_DATA LINES_:

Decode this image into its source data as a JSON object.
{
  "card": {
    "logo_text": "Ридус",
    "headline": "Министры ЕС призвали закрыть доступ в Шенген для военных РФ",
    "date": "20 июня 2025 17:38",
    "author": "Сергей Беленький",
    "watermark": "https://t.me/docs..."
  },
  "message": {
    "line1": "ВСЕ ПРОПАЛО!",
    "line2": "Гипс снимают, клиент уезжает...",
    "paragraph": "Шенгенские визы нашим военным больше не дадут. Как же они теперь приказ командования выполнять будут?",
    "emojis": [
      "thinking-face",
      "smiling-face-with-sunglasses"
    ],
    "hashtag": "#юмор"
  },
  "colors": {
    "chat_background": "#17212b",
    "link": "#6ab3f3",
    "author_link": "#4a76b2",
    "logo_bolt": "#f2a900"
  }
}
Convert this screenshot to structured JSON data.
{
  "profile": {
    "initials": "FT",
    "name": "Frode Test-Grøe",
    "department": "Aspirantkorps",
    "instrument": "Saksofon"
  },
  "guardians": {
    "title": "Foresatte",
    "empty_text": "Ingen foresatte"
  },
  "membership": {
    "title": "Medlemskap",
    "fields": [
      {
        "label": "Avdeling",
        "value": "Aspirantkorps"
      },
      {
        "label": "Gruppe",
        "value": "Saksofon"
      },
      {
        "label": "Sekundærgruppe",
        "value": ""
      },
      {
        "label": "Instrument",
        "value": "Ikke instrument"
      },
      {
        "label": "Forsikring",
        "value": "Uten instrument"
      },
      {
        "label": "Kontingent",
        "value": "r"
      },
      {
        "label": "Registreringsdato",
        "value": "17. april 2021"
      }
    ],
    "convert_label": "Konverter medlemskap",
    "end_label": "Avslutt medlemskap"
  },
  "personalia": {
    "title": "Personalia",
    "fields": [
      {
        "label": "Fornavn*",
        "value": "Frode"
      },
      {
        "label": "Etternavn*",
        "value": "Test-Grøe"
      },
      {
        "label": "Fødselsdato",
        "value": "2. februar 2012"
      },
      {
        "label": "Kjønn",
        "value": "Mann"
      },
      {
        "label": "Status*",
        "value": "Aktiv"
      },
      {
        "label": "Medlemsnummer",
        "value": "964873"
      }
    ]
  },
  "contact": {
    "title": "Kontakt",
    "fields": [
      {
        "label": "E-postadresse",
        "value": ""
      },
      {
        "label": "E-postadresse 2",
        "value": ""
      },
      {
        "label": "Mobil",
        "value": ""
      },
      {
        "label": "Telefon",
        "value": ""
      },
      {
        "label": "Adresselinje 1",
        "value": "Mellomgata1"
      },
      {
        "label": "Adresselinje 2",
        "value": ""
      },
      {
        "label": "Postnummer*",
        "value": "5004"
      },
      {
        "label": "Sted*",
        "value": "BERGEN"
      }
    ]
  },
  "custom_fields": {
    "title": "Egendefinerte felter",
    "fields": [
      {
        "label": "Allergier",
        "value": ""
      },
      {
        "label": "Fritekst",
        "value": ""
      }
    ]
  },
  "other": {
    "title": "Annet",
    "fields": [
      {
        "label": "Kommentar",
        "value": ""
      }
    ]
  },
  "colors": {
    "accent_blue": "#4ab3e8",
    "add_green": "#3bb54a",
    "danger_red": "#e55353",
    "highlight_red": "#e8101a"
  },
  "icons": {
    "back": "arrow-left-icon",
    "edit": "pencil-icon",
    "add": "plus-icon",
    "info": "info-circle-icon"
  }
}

_PROBLEM TO WORK ON_: Your task is to reproduce the whole listing exactly.

_SOLUTION BELOW_:
Decode this image into its source data as a JSON object.
{
  "card": {
    "logo_text": "Ридус",
    "headline": "Министры ЕС призвали закрыть доступ в Шенген для военных РФ",
    "date": "20 июня 2025 17:38",
    "author": "Сергей Беленький",
    "watermark": "https://t.me/docs..."
  },
  "message": {
    "line1": "ВСЕ ПРОПАЛО!",
    "line2": "Гипс снимают, клиент уезжает...",
    "paragraph": "Шенгенские визы нашим военным больше не дадут. Как же они теперь приказ командования выполнять будут?",
    "emojis": [
      "thinking-face",
      "smiling-face-with-sunglasses"
    ],
    "hashtag": "#юмор"
  },
  "colors": {
    "chat_background": "#17212b",
    "link": "#6ab3f3",
    "author_link": "#4a76b2",
    "logo_bolt": "#f2a900"
  }
}
Convert this screenshot to structured JSON data.
{
  "profile": {
    "initials": "FT",
    "name": "Frode Test-Grøe",
    "department": "Aspirantkorps",
    "instrument": "Saksofon"
  },
  "guardians": {
    "title": "Foresatte",
    "empty_text": "Ingen foresatte"
  },
  "membership": {
    "title": "Medlemskap",
    "fields": [
      {
        "label": "Avdeling",
        "value": "Aspirantkorps"
      },
      {
        "label": "Gruppe",
        "value": "Saksofon"
      },
      {
        "label": "Sekundærgruppe",
        "value": ""
      },
      {
        "label": "Instrument",
        "value": "Ikke instrument"
      },
      {
        "label": "Forsikring",
        "value": "Uten instrument"
      },
      {
        "label": "Kontingent",
        "value": "r"
      },
      {
        "label": "Registreringsdato",
        "value": "17. april 2021"
      }
    ],
    "convert_label": "Konverter medlemskap",
    "end_label": "Avslutt medlemskap"
  },
  "personalia": {
    "title": "Personalia",
    "fields": [
      {
        "label": "Fornavn*",
        "value": "Frode"
      },
      {
        "label": "Etternavn*",
        "value": "Test-Grøe"
      },
      {
        "label": "Fødselsdato",
        "value": "2. februar 2012"
      },
      {
        "label": "Kjønn",
        "value": "Mann"
      },
      {
        "label": "Status*",
        "value": "Aktiv"
      },
      {
        "label": "Medlemsnummer",
        "value": "964873"
      }
    ]
  },
  "contact": {
    "title": "Kontakt",
    "fields": [
      {
        "label": "E-postadresse",
        "value": ""
      },
      {
        "label": "E-postadresse 2",
        "value": ""
      },
      {
        "label": "Mobil",
        "value": ""
      },
      {
        "label": "Telefon",
        "value": ""
      },
      {
        "label": "Adresselinje 1",
        "value": "Mellomgata1"
      },
      {
        "label": "Adresselinje 2",
        "value": ""
      },
      {
        "label": "Postnummer*",
        "value": "5004"
      },
      {
        "label": "Sted*",
        "value": "BERGEN"
      }
    ]
  },
  "custom_fields": {
    "title": "Egendefinerte felter",
    "fields": [
      {
        "label": "Allergier",
        "value": ""
      },
      {
        "label": "Fritekst",
        "value": ""
      }
    ]
  },
  "other": {
    "title": "Annet",
    "fields": [
      {
        "label": "Kommentar",
        "value": ""
      }
    ]
  },
  "colors": {
    "accent_blue": "#4ab3e8",
    "add_green": "#3bb54a",
    "danger_red": "#e55353",
    "highlight_red": "#e8101a"
  },
  "icons": {
    "back": "arrow-left-icon",
    "edit": "pencil-icon",
    "add": "plus-icon",
    "info": "info-circle-icon"
  }
}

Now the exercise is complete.